## Written exercise
Type out all the records word for word. Any pictures are to be left out.

(Saved entries)

★ ★ ★ ★ ★

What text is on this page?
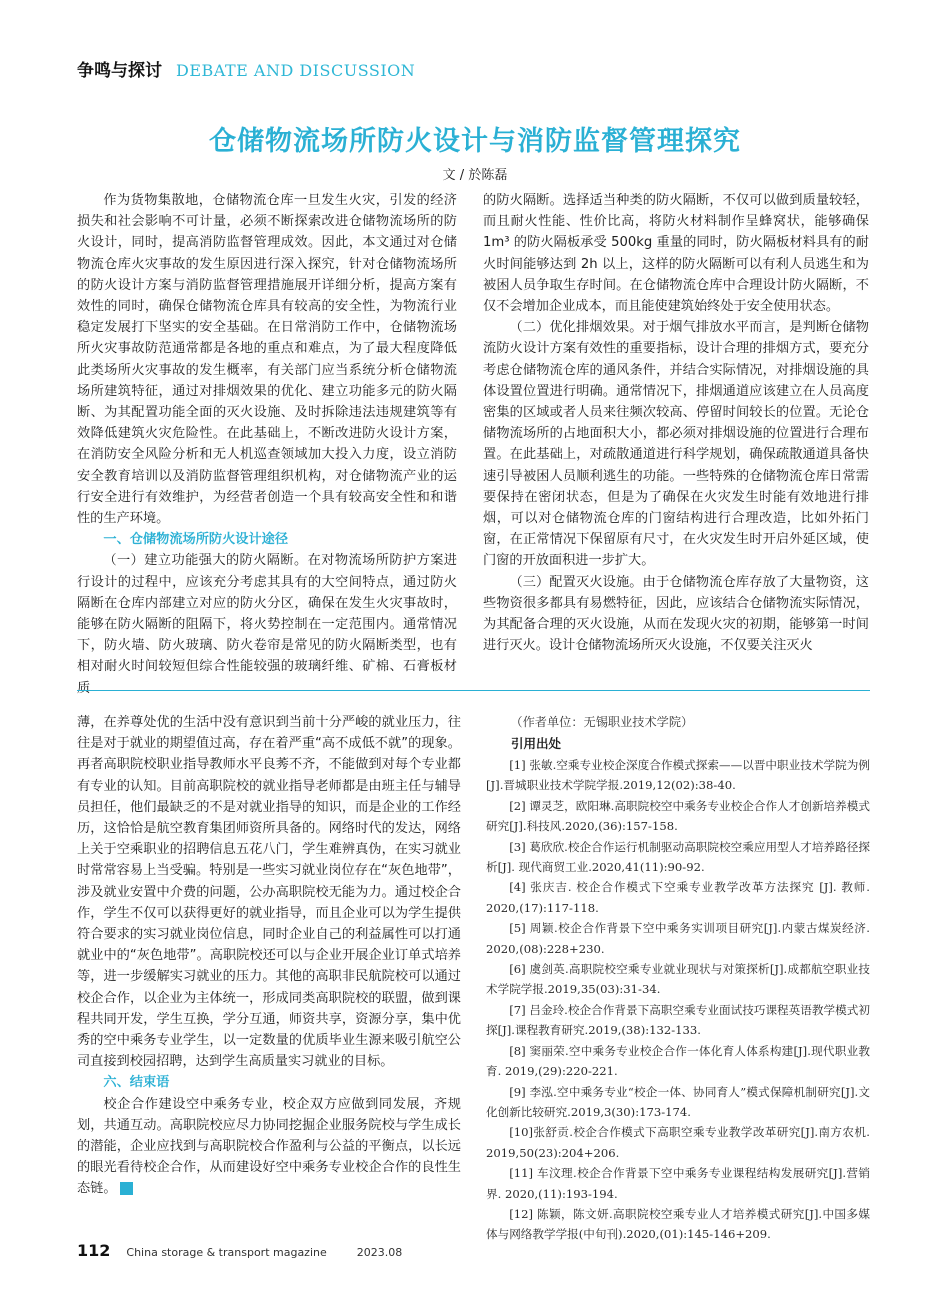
争鸣与探讨 DEBATE AND DISCUSSION
仓储物流场所防火设计与消防监督管理探究
文 / 於陈磊

作为货物集散地，仓储物流仓库一旦发生火灾，引发的经济损失和社会影响不可计量，必须不断探索改进仓储物流场所的防火设计，同时，提高消防监督管理成效。因此，本文通过对仓储物流仓库火灾事故的发生原因进行深入探究，针对仓储物流场所的防火设计方案与消防监督管理措施展开详细分析，提高方案有效性的同时，确保仓储物流仓库具有较高的安全性，为物流行业稳定发展打下坚实的安全基础。在日常消防工作中，仓储物流场所火灾事故防范通常都是各地的重点和难点，为了最大程度降低此类场所火灾事故的发生概率，有关部门应当系统分析仓储物流场所建筑特征，通过对排烟效果的优化、建立功能多元的防火隔断、为其配置功能全面的灭火设施、及时拆除违法违规建筑等有效降低建筑火灾危险性。在此基础上，不断改进防火设计方案，在消防安全风险分析和无人机巡查领域加大投入力度，设立消防安全教育培训以及消防监督管理组织机构，对仓储物流产业的运行安全进行有效维护，为经营者创造一个具有较高安全性和和谐性的生产环境。

一、仓储物流场所防火设计途径

（一）建立功能强大的防火隔断。在对物流场所防护方案进行设计的过程中，应该充分考虑其具有的大空间特点，通过防火隔断在仓库内部建立对应的防火分区，确保在发生火灾事故时，能够在防火隔断的阻隔下，将火势控制在一定范围内。通常情况下，防火墙、防火玻璃、防火卷帘是常见的防火隔断类型，也有相对耐火时间较短但综合性能较强的玻璃纤维、矿棉、石膏板材质

的防火隔断。选择适当种类的防火隔断，不仅可以做到质量较轻，而且耐火性能、性价比高，将防火材料制作呈蜂窝状，能够确保 1m³ 的防火隔板承受 500kg 重量的同时，防火隔板材料具有的耐火时间能够达到 2h 以上，这样的防火隔断可以有利人员逃生和为被困人员争取生存时间。在仓储物流仓库中合理设计防火隔断，不仅不会增加企业成本，而且能使建筑始终处于安全使用状态。

（二）优化排烟效果。对于烟气排放水平而言，是判断仓储物流防火设计方案有效性的重要指标，设计合理的排烟方式，要充分考虑仓储物流仓库的通风条件，并结合实际情况，对排烟设施的具体设置位置进行明确。通常情况下，排烟通道应该建立在人员高度密集的区域或者人员来往频次较高、停留时间较长的位置。无论仓储物流场所的占地面积大小，都必须对排烟设施的位置进行合理布置。在此基础上，对疏散通道进行科学规划，确保疏散通道具备快速引导被困人员顺利逃生的功能。一些特殊的仓储物流仓库日常需要保持在密闭状态，但是为了确保在火灾发生时能有效地进行排烟，可以对仓储物流仓库的门窗结构进行合理改造，比如外拓门窗，在正常情况下保留原有尺寸，在火灾发生时开启外延区域，使门窗的开放面积进一步扩大。

（三）配置灭火设施。由于仓储物流仓库存放了大量物资，这些物资很多都具有易燃特征，因此，应该结合仓储物流实际情况，为其配备合理的灭火设施，从而在发现火灾的初期，能够第一时间进行灭火。设计仓储物流场所灭火设施，不仅要关注灭火

薄，在养尊处优的生活中没有意识到当前十分严峻的就业压力，往往是对于就业的期望值过高，存在着严重“高不成低不就”的现象。再者高职院校职业指导教师水平良莠不齐，不能做到对每个专业都有专业的认知。目前高职院校的就业指导老师都是由班主任与辅导员担任，他们最缺乏的不是对就业指导的知识，而是企业的工作经历，这恰恰是航空教育集团师资所具备的。网络时代的发达，网络上关于空乘职业的招聘信息五花八门，学生难辨真伪，在实习就业时常常容易上当受骗。特别是一些实习就业岗位存在“灰色地带”，涉及就业安置中介费的问题，公办高职院校无能为力。通过校企合作，学生不仅可以获得更好的就业指导，而且企业可以为学生提供符合要求的实习就业岗位信息，同时企业自己的利益属性可以打通就业中的“灰色地带”。高职院校还可以与企业开展企业订单式培养等，进一步缓解实习就业的压力。其他的高职非民航院校可以通过校企合作，以企业为主体统一，形成同类高职院校的联盟，做到课程共同开发，学生互换，学分互通，师资共享，资源分享，集中优秀的空中乘务专业学生，以一定数量的优质毕业生源来吸引航空公司直接到校园招聘，达到学生高质量实习就业的目标。

六、结束语

校企合作建设空中乘务专业，校企双方应做到同发展，齐规划，共通互动。高职院校应尽力协同挖掘企业服务院校与学生成长的潜能，企业应找到与高职院校合作盈利与公益的平衡点，以长远的眼光看待校企合作，从而建设好空中乘务专业校企合作的良性生态链。	C

（作者单位：无锡职业技术学院）

引用出处

[1] 张敏.空乘专业校企深度合作模式探索——以晋中职业技术学院为例[J].晋城职业技术学院学报.2019,12(02):38-40.

[2] 谭灵芝，欧阳琳.高职院校空中乘务专业校企合作人才创新培养模式研究[J].科技风.2020,(36):157-158.

[3] 葛欣欣.校企合作运行机制驱动高职院校空乘应用型人才培养路径探析[J]. 现代商贸工业.2020,41(11):90-92.

[4] 张庆吉. 校企合作模式下空乘专业教学改革方法探究 [J]. 教师. 2020,(17):117-118.

[5] 周颖.校企合作背景下空中乘务实训项目研究[J].内蒙古煤炭经济. 2020,(08):228+230.

[6] 虞剑英.高职院校空乘专业就业现状与对策探析[J].成都航空职业技术学院学报.2019,35(03):31-34.

[7] 吕金玲.校企合作背景下高职空乘专业面试技巧课程英语教学模式初探[J].课程教育研究.2019,(38):132-133.

[8] 窦丽荣.空中乘务专业校企合作一体化育人体系构建[J].现代职业教育. 2019,(29):220-221.

[9] 李泓.空中乘务专业“校企一体、协同育人”模式保障机制研究[J].文化创新比较研究.2019,3(30):173-174.

[10]张舒贡.校企合作模式下高职空乘专业教学改革研究[J].南方农机. 2019,50(23):204+206.

[11] 车汶理.校企合作背景下空中乘务专业课程结构发展研究[J].营销界. 2020,(11):193-194.

[12] 陈颖，陈文妍.高职院校空乘专业人才培养模式研究[J].中国多媒体与网络教学学报(中旬刊).2020,(01):145-146+209.

112 China storage & transport magazine	2023.08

★ ★ ★ ★ ★

## Exercise answer
What text is on this page?
争鸣与探讨 DEBATE AND DISCUSSION
仓储物流场所防火设计与消防监督管理探究
文 / 於陈磊

作为货物集散地，仓储物流仓库一旦发生火灾，引发的经济损失和社会影响不可计量，必须不断探索改进仓储物流场所的防火设计，同时，提高消防监督管理成效。因此，本文通过对仓储物流仓库火灾事故的发生原因进行深入探究，针对仓储物流场所的防火设计方案与消防监督管理措施展开详细分析，提高方案有效性的同时，确保仓储物流仓库具有较高的安全性，为物流行业稳定发展打下坚实的安全基础。在日常消防工作中，仓储物流场所火灾事故防范通常都是各地的重点和难点，为了最大程度降低此类场所火灾事故的发生概率，有关部门应当系统分析仓储物流场所建筑特征，通过对排烟效果的优化、建立功能多元的防火隔断、为其配置功能全面的灭火设施、及时拆除违法违规建筑等有效降低建筑火灾危险性。在此基础上，不断改进防火设计方案，在消防安全风险分析和无人机巡查领域加大投入力度，设立消防安全教育培训以及消防监督管理组织机构，对仓储物流产业的运行安全进行有效维护，为经营者创造一个具有较高安全性和和谐性的生产环境。

一、仓储物流场所防火设计途径

（一）建立功能强大的防火隔断。在对物流场所防护方案进行设计的过程中，应该充分考虑其具有的大空间特点，通过防火隔断在仓库内部建立对应的防火分区，确保在发生火灾事故时，能够在防火隔断的阻隔下，将火势控制在一定范围内。通常情况下，防火墙、防火玻璃、防火卷帘是常见的防火隔断类型，也有相对耐火时间较短但综合性能较强的玻璃纤维、矿棉、石膏板材质

的防火隔断。选择适当种类的防火隔断，不仅可以做到质量较轻，而且耐火性能、性价比高，将防火材料制作呈蜂窝状，能够确保 1m³ 的防火隔板承受 500kg 重量的同时，防火隔板材料具有的耐火时间能够达到 2h 以上，这样的防火隔断可以有利人员逃生和为被困人员争取生存时间。在仓储物流仓库中合理设计防火隔断，不仅不会增加企业成本，而且能使建筑始终处于安全使用状态。

（二）优化排烟效果。对于烟气排放水平而言，是判断仓储物流防火设计方案有效性的重要指标，设计合理的排烟方式，要充分考虑仓储物流仓库的通风条件，并结合实际情况，对排烟设施的具体设置位置进行明确。通常情况下，排烟通道应该建立在人员高度密集的区域或者人员来往频次较高、停留时间较长的位置。无论仓储物流场所的占地面积大小，都必须对排烟设施的位置进行合理布置。在此基础上，对疏散通道进行科学规划，确保疏散通道具备快速引导被困人员顺利逃生的功能。一些特殊的仓储物流仓库日常需要保持在密闭状态，但是为了确保在火灾发生时能有效地进行排烟，可以对仓储物流仓库的门窗结构进行合理改造，比如外拓门窗，在正常情况下保留原有尺寸，在火灾发生时开启外延区域，使门窗的开放面积进一步扩大。

（三）配置灭火设施。由于仓储物流仓库存放了大量物资，这些物资很多都具有易燃特征，因此，应该结合仓储物流实际情况，为其配备合理的灭火设施，从而在发现火灾的初期，能够第一时间进行灭火。设计仓储物流场所灭火设施，不仅要关注灭火

薄，在养尊处优的生活中没有意识到当前十分严峻的就业压力，往往是对于就业的期望值过高，存在着严重“高不成低不就”的现象。再者高职院校职业指导教师水平良莠不齐，不能做到对每个专业都有专业的认知。目前高职院校的就业指导老师都是由班主任与辅导员担任，他们最缺乏的不是对就业指导的知识，而是企业的工作经历，这恰恰是航空教育集团师资所具备的。网络时代的发达，网络上关于空乘职业的招聘信息五花八门，学生难辨真伪，在实习就业时常常容易上当受骗。特别是一些实习就业岗位存在“灰色地带”，涉及就业安置中介费的问题，公办高职院校无能为力。通过校企合作，学生不仅可以获得更好的就业指导，而且企业可以为学生提供符合要求的实习就业岗位信息，同时企业自己的利益属性可以打通就业中的“灰色地带”。高职院校还可以与企业开展企业订单式培养等，进一步缓解实习就业的压力。其他的高职非民航院校可以通过校企合作，以企业为主体统一，形成同类高职院校的联盟，做到课程共同开发，学生互换，学分互通，师资共享，资源分享，集中优秀的空中乘务专业学生，以一定数量的优质毕业生源来吸引航空公司直接到校园招聘，达到学生高质量实习就业的目标。

六、结束语

校企合作建设空中乘务专业，校企双方应做到同发展，齐规划，共通互动。高职院校应尽力协同挖掘企业服务院校与学生成长的潜能，企业应找到与高职院校合作盈利与公益的平衡点，以长远的眼光看待校企合作，从而建设好空中乘务专业校企合作的良性生态链。	C

（作者单位：无锡职业技术学院）

引用出处

[1] 张敏.空乘专业校企深度合作模式探索——以晋中职业技术学院为例[J].晋城职业技术学院学报.2019,12(02):38-40.

[2] 谭灵芝，欧阳琳.高职院校空中乘务专业校企合作人才创新培养模式研究[J].科技风.2020,(36):157-158.

[3] 葛欣欣.校企合作运行机制驱动高职院校空乘应用型人才培养路径探析[J]. 现代商贸工业.2020,41(11):90-92.

[4] 张庆吉. 校企合作模式下空乘专业教学改革方法探究 [J]. 教师. 2020,(17):117-118.

[5] 周颖.校企合作背景下空中乘务实训项目研究[J].内蒙古煤炭经济. 2020,(08):228+230.

[6] 虞剑英.高职院校空乘专业就业现状与对策探析[J].成都航空职业技术学院学报.2019,35(03):31-34.

[7] 吕金玲.校企合作背景下高职空乘专业面试技巧课程英语教学模式初探[J].课程教育研究.2019,(38):132-133.

[8] 窦丽荣.空中乘务专业校企合作一体化育人体系构建[J].现代职业教育. 2019,(29):220-221.

[9] 李泓.空中乘务专业“校企一体、协同育人”模式保障机制研究[J].文化创新比较研究.2019,3(30):173-174.

[10]张舒贡.校企合作模式下高职空乘专业教学改革研究[J].南方农机. 2019,50(23):204+206.

[11] 车汶理.校企合作背景下空中乘务专业课程结构发展研究[J].营销界. 2020,(11):193-194.

[12] 陈颖，陈文妍.高职院校空乘专业人才培养模式研究[J].中国多媒体与网络教学学报(中旬刊).2020,(01):145-146+209.

112 China storage & transport magazine	2023.08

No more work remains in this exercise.